Task directions —
Below are records. Copy every line with "Land" in it.
>> BEGIN The records
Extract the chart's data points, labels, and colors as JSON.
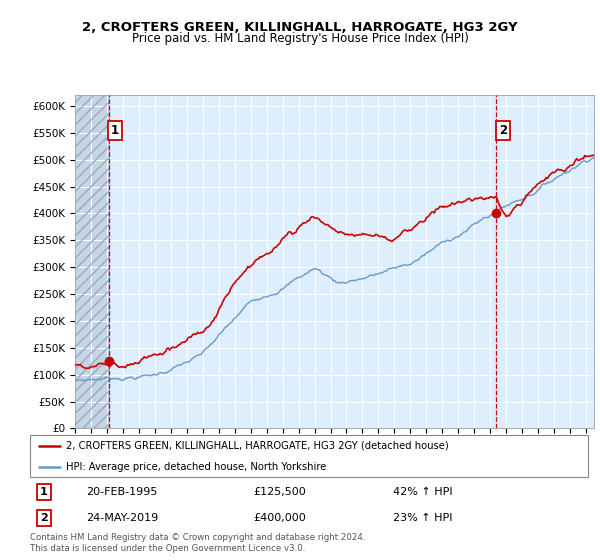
{
  "title": "2, CROFTERS GREEN, KILLINGHALL, HARROGATE, HG3 2GY",
  "subtitle": "Price paid vs. HM Land Registry's House Price Index (HPI)",
  "hpi_color": "#6699cc",
  "price_color": "#cc0000",
  "bg_color": "#ddeeff",
  "legend_line1": "2, CROFTERS GREEN, KILLINGHALL, HARROGATE, HG3 2GY (detached house)",
  "legend_line2": "HPI: Average price, detached house, North Yorkshire",
  "transaction1_date": "20-FEB-1995",
  "transaction1_price": 125500,
  "transaction1_label": "£125,500",
  "transaction1_hpi": "42% ↑ HPI",
  "transaction2_date": "24-MAY-2019",
  "transaction2_price": 400000,
  "transaction2_label": "£400,000",
  "transaction2_hpi": "23% ↑ HPI",
  "footer": "Contains HM Land Registry data © Crown copyright and database right 2024.\nThis data is licensed under the Open Government Licence v3.0.",
  "ylim": [
    0,
    620000
  ],
  "yticks": [
    0,
    50000,
    100000,
    150000,
    200000,
    250000,
    300000,
    350000,
    400000,
    450000,
    500000,
    550000,
    600000
  ],
  "ytick_labels": [
    "£0",
    "£50K",
    "£100K",
    "£150K",
    "£200K",
    "£250K",
    "£300K",
    "£350K",
    "£400K",
    "£450K",
    "£500K",
    "£550K",
    "£600K"
  ],
  "xmin": 1993.0,
  "xmax": 2025.5,
  "t1_year": 1995.12,
  "t2_year": 2019.39
}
>> END The records
Result for this task —
  "subtitle": "Price paid vs. HM Land Registry's House Price Index (HPI)",
  "footer": "Contains HM Land Registry data © Crown copyright and database right 2024.\nThis data is licensed under the Open Government Licence v3.0.",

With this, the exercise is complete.